[start of Data in this exercise]

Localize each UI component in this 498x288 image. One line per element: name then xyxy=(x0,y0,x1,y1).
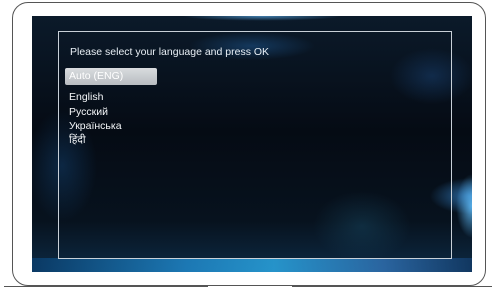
language-option-ukrainian[interactable]: Українська xyxy=(65,119,185,133)
language-option-english[interactable]: English xyxy=(65,90,185,105)
language-option-russian[interactable]: Русский xyxy=(65,105,185,119)
ambient-glow-bottom xyxy=(32,258,472,272)
language-option-hindi[interactable]: हिंदी xyxy=(65,133,185,147)
menu-title: Please select your language and press OK xyxy=(70,46,270,58)
language-menu-frame: Please select your language and press OK… xyxy=(58,31,452,259)
page: Please select your language and press OK… xyxy=(0,0,498,288)
ambient-glow-top xyxy=(162,16,362,24)
language-list: Auto (ENG) English Русский Українська हि… xyxy=(65,68,185,147)
language-option-auto[interactable]: Auto (ENG) xyxy=(65,68,157,85)
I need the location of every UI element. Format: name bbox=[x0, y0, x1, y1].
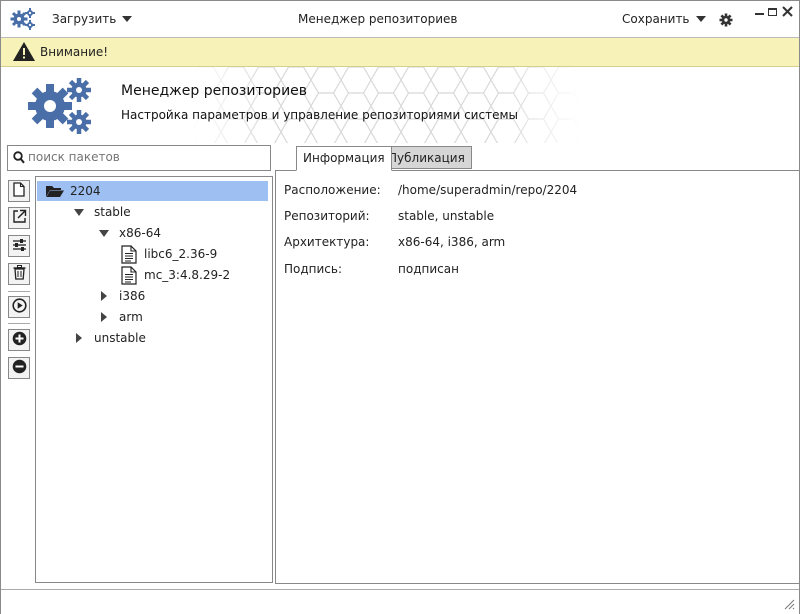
location-label: Расположение: bbox=[284, 183, 381, 197]
expanded-triangle-icon[interactable] bbox=[99, 230, 109, 237]
collapsed-triangle-icon[interactable] bbox=[101, 291, 107, 301]
export-icon bbox=[12, 209, 27, 227]
settings-sliders-icon bbox=[12, 238, 27, 255]
folder-open-icon bbox=[45, 184, 65, 198]
tree-item-label: mc_3:4.8.29-2 bbox=[144, 268, 231, 282]
repository-value: stable, unstable bbox=[398, 209, 495, 223]
search-icon bbox=[13, 151, 25, 164]
window-title: Менеджер репозиториев bbox=[298, 12, 458, 26]
expanded-triangle-icon[interactable] bbox=[74, 209, 84, 216]
collapse-button[interactable] bbox=[8, 357, 30, 379]
app-window: Загрузить Менеджер репозиториев Сохранит… bbox=[0, 0, 800, 614]
search-input[interactable] bbox=[28, 148, 264, 166]
tab-label: Публикация bbox=[388, 151, 465, 165]
document-icon bbox=[121, 245, 137, 264]
load-menu-label: Загрузить bbox=[52, 12, 117, 26]
tree-item-package[interactable]: mc_3:4.8.29-2 bbox=[120, 265, 263, 285]
settings-button[interactable] bbox=[8, 235, 30, 257]
tree-item-label: arm bbox=[119, 310, 143, 324]
tab-label: Информация bbox=[303, 151, 385, 165]
maximize-button[interactable] bbox=[768, 8, 777, 16]
gears-icon bbox=[26, 75, 96, 137]
gears-icon bbox=[10, 7, 36, 31]
tree-item-i386[interactable]: i386 bbox=[98, 286, 263, 306]
expand-button[interactable] bbox=[8, 329, 30, 351]
save-menu[interactable]: Сохранить bbox=[622, 12, 706, 26]
tree-item-label: libc6_2.36-9 bbox=[144, 247, 218, 261]
title-bar: Загрузить Менеджер репозиториев Сохранит… bbox=[1, 1, 799, 38]
info-panel bbox=[275, 170, 800, 584]
minimize-button[interactable] bbox=[755, 13, 764, 15]
tree-item-arm[interactable]: arm bbox=[98, 307, 263, 327]
chevron-down-icon bbox=[122, 16, 133, 22]
tree-item-package[interactable]: libc6_2.36-9 bbox=[120, 244, 263, 264]
new-button[interactable] bbox=[8, 180, 30, 202]
repository-label: Репозиторий: bbox=[284, 209, 370, 223]
header-banner: Менеджер репозиториев Настройка параметр… bbox=[1, 67, 799, 143]
tree-item-2204[interactable]: 2204 bbox=[37, 181, 268, 201]
status-bar bbox=[1, 589, 799, 614]
chevron-down-icon bbox=[695, 16, 706, 22]
search-box[interactable] bbox=[7, 145, 271, 171]
tab-publish[interactable]: Публикация bbox=[381, 146, 472, 169]
play-icon bbox=[11, 298, 27, 316]
publish-button[interactable] bbox=[8, 296, 30, 318]
tree-item-label: 2204 bbox=[70, 184, 101, 198]
close-button[interactable] bbox=[782, 6, 793, 17]
warning-icon bbox=[12, 41, 36, 62]
warning-text: Внимание! bbox=[40, 45, 109, 59]
document-icon bbox=[121, 266, 137, 285]
architecture-label: Архитектура: bbox=[284, 235, 370, 249]
tree-item-label: x86-64 bbox=[119, 226, 161, 240]
signature-label: Подпись: bbox=[284, 262, 343, 276]
resize-grip-icon[interactable] bbox=[783, 598, 795, 610]
save-menu-label: Сохранить bbox=[622, 12, 690, 26]
tree-item-unstable[interactable]: unstable bbox=[73, 328, 263, 348]
delete-button[interactable] bbox=[8, 263, 30, 285]
toolbar-separator bbox=[8, 323, 30, 324]
tree-item-label: i386 bbox=[119, 289, 146, 303]
tree-item-x86-64[interactable]: x86-64 bbox=[98, 223, 263, 243]
gear-icon[interactable] bbox=[719, 13, 733, 27]
header-title: Менеджер репозиториев bbox=[121, 83, 308, 99]
tree-item-label: unstable bbox=[94, 331, 146, 345]
repository-tree[interactable]: 2204 stable x86-64 libc6_2.36-9 mc_3:4.8… bbox=[35, 176, 273, 583]
location-value: /home/superadmin/repo/2204 bbox=[398, 183, 578, 197]
signature-value: подписан bbox=[398, 262, 459, 276]
header-subtitle: Настройка параметров и управление репози… bbox=[121, 108, 518, 122]
collapsed-triangle-icon[interactable] bbox=[101, 312, 107, 322]
hexagon-pattern bbox=[191, 67, 581, 143]
collapsed-triangle-icon[interactable] bbox=[76, 333, 82, 343]
tab-info[interactable]: Информация bbox=[296, 146, 392, 171]
tree-item-stable[interactable]: stable bbox=[73, 202, 263, 222]
tree-item-label: stable bbox=[94, 205, 131, 219]
load-menu[interactable]: Загрузить bbox=[52, 12, 133, 26]
trash-icon bbox=[13, 265, 26, 283]
export-button[interactable] bbox=[8, 207, 30, 229]
add-icon bbox=[12, 331, 27, 349]
remove-icon bbox=[12, 359, 27, 377]
new-file-icon bbox=[13, 182, 25, 200]
architecture-value: x86-64, i386, arm bbox=[398, 235, 506, 249]
warning-bar: Внимание! bbox=[1, 38, 799, 67]
toolbar-separator bbox=[8, 291, 30, 292]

[end of Data in this exercise]

**Written exercise**
Copy the data verbatim from its first line through the line that contains "I need the location", leaving out the pictures.

**Written response**
Localize each UI component in this 498x288 image. One line per element: name then xyxy=(x0,y0,x1,y1).
language-option-ukrainian[interactable]: Українська xyxy=(65,119,185,133)
language-option-english[interactable]: English xyxy=(65,90,185,105)
language-option-russian[interactable]: Русский xyxy=(65,105,185,119)
ambient-glow-bottom xyxy=(32,258,472,272)
language-option-hindi[interactable]: हिंदी xyxy=(65,133,185,147)
menu-title: Please select your language and press OK xyxy=(70,46,270,58)
language-menu-frame: Please select your language and press OK… xyxy=(58,31,452,259)
page: Please select your language and press OK… xyxy=(0,0,498,288)
ambient-glow-top xyxy=(162,16,362,24)
language-list: Auto (ENG) English Русский Українська हि… xyxy=(65,68,185,147)
language-option-auto[interactable]: Auto (ENG) xyxy=(65,68,157,85)
I need the location of every UI element. Format: name bbox=[x0, y0, x1, y1].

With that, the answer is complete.